> **OBJECTIVE**
Find how many lines hold the word "содержащее". Give only the number.

> **RECORD EXTRACTS**
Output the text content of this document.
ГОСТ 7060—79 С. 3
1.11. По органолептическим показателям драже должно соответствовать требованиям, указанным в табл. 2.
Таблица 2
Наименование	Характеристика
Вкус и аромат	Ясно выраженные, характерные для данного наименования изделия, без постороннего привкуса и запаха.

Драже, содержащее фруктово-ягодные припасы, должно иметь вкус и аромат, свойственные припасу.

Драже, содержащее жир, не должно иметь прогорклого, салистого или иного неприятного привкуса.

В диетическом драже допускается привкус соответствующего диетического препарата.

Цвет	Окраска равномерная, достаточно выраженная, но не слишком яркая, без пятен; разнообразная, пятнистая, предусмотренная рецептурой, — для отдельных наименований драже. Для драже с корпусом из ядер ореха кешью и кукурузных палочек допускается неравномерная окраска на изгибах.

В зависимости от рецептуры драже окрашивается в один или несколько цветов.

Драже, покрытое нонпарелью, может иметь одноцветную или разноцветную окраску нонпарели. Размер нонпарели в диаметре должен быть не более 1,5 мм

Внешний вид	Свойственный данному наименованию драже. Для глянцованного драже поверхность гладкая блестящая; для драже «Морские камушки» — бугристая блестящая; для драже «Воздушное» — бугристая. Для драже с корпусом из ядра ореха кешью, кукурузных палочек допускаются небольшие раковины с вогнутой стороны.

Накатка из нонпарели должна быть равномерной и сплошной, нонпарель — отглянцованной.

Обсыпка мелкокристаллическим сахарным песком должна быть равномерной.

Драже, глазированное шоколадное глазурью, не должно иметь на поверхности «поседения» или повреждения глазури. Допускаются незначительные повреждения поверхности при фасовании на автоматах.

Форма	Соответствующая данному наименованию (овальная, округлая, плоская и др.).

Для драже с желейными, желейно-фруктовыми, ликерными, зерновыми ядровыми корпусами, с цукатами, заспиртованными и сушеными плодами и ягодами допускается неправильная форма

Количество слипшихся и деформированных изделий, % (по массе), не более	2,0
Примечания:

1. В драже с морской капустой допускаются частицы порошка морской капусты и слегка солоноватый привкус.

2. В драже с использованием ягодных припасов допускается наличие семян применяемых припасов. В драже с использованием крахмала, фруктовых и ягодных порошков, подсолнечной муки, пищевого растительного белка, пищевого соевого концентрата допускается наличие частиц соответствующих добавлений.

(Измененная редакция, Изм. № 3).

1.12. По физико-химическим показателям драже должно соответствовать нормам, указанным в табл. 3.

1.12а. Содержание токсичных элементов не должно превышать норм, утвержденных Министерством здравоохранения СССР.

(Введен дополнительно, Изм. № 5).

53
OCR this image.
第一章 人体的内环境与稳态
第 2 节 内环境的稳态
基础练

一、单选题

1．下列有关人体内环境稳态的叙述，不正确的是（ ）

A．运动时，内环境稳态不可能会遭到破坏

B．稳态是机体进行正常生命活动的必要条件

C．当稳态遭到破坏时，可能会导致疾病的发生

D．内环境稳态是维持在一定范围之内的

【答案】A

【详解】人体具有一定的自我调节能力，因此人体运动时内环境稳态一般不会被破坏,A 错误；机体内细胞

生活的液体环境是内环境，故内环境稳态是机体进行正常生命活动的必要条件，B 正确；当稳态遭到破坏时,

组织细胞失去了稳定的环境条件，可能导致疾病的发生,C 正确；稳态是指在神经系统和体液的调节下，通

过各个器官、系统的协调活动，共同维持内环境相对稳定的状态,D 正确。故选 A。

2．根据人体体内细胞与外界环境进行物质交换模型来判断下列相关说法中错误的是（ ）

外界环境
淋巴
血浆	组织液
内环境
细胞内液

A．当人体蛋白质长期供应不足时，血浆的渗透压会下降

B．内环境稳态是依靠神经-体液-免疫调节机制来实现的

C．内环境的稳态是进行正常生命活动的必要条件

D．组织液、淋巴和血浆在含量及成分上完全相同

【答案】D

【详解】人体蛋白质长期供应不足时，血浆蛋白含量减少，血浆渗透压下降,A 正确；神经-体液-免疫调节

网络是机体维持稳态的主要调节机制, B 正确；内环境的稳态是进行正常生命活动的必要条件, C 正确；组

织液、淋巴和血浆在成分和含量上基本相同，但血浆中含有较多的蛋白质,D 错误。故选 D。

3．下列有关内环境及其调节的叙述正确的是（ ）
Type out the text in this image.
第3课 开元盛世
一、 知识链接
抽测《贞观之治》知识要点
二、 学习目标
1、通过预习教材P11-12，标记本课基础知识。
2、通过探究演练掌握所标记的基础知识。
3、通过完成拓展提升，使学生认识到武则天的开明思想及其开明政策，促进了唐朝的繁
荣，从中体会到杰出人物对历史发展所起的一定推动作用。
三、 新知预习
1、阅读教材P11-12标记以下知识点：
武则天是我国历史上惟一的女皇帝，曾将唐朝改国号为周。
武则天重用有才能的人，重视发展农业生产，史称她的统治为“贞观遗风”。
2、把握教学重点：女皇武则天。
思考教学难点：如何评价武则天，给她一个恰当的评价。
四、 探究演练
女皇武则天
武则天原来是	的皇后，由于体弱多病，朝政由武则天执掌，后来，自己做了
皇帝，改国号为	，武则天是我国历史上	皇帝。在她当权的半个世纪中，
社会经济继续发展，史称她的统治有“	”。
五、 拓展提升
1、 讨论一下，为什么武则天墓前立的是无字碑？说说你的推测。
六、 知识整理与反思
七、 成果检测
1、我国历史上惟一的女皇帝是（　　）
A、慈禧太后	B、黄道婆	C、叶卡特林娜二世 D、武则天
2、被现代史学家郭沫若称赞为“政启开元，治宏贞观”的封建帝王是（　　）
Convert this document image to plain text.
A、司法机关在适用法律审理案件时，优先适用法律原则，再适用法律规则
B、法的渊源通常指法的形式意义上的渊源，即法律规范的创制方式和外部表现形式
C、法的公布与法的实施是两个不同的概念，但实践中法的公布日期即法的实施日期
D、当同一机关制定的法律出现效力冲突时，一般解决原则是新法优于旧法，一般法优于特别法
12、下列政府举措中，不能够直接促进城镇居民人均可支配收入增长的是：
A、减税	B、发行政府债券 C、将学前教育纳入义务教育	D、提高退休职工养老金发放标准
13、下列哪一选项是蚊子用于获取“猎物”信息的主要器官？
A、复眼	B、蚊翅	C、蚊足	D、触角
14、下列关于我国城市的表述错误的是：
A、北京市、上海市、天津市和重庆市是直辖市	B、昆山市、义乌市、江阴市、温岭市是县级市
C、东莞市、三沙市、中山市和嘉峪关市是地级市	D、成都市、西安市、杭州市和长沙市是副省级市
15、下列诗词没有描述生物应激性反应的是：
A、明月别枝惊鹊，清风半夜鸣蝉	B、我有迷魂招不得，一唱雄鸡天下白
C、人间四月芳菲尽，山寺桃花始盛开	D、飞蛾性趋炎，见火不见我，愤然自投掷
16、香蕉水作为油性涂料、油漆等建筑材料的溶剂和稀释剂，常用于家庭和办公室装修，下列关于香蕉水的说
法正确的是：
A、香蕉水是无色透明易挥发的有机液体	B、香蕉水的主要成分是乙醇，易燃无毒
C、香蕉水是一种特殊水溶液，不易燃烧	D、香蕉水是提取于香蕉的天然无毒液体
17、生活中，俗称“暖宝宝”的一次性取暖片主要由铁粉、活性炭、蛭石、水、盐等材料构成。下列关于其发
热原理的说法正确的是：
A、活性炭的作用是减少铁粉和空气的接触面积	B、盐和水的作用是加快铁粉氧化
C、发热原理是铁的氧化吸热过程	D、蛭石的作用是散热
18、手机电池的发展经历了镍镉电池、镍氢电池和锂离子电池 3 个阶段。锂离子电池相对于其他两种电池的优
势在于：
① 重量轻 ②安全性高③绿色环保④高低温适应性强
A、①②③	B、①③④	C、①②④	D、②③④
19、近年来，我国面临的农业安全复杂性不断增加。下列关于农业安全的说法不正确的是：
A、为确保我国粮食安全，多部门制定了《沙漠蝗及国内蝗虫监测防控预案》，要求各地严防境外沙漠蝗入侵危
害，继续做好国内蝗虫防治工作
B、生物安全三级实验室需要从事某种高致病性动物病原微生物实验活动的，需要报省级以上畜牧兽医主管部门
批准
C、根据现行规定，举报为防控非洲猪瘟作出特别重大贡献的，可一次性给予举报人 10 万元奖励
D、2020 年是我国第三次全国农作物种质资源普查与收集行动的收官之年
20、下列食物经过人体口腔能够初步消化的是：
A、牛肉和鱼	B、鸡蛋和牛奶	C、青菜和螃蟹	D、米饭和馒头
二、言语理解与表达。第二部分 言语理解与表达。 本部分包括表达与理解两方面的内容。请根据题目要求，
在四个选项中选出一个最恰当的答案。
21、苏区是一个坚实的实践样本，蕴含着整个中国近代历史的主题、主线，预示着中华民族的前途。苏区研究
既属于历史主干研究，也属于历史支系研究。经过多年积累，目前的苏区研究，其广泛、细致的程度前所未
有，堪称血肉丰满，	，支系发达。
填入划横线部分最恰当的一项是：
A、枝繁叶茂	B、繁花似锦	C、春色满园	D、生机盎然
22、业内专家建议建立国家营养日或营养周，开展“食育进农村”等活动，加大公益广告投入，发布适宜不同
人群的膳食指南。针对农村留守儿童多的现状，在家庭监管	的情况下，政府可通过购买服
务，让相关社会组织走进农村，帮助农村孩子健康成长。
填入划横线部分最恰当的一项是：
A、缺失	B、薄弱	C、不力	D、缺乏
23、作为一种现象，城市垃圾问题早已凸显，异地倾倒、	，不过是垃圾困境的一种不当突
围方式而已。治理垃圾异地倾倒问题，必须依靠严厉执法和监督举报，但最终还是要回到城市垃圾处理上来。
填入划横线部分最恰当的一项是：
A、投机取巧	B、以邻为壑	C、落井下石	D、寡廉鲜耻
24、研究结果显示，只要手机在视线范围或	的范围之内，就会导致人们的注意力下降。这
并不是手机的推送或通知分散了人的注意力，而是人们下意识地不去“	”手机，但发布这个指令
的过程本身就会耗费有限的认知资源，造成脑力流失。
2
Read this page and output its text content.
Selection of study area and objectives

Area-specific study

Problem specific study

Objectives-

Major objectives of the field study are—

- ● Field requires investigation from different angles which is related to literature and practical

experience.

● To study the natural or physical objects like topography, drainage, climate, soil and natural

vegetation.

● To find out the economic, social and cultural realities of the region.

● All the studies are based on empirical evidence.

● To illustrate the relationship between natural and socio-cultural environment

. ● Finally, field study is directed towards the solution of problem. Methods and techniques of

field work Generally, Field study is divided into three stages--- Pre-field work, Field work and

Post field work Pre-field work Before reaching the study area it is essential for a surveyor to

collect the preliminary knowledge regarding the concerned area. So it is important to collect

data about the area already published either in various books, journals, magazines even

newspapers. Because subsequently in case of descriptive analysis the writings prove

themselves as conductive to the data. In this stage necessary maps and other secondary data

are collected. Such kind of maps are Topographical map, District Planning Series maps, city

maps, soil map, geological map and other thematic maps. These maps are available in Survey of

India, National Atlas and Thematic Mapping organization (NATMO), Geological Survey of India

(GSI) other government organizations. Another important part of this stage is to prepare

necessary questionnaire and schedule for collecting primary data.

> **RESPONSE TO THE EXERCISE**
2